>> Start

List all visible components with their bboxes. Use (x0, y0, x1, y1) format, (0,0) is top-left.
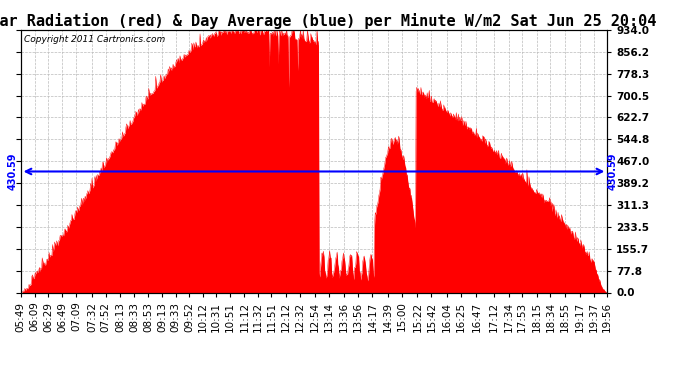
Text: 430.59: 430.59 (607, 153, 617, 190)
Text: 430.59: 430.59 (8, 153, 18, 190)
Title: Solar Radiation (red) & Day Average (blue) per Minute W/m2 Sat Jun 25 20:04: Solar Radiation (red) & Day Average (blu… (0, 13, 656, 29)
Text: Copyright 2011 Cartronics.com: Copyright 2011 Cartronics.com (23, 35, 165, 44)
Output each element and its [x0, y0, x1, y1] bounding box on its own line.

>> End

Format every line of the data above as a numbered list, skipping any blank lines and leaving out the pictures.

1. List all visible components with their bboxes. Use (x0, y0, x1, y1) format, (0,0) is top-left.
2. Text: 430.59: 430.59 (607, 153, 617, 190)
3. Text: 430.59: 430.59 (8, 153, 18, 190)
4. Title: Solar Radiation (red) & Day Average (blue) per Minute W/m2 Sat Jun 25 20:04: Solar Radiation (red) & Day Average (blu… (0, 13, 656, 29)
5. Text: Copyright 2011 Cartronics.com: Copyright 2011 Cartronics.com (23, 35, 165, 44)
6. Output each element and its [x0, y0, x1, y1] bounding box on its own line.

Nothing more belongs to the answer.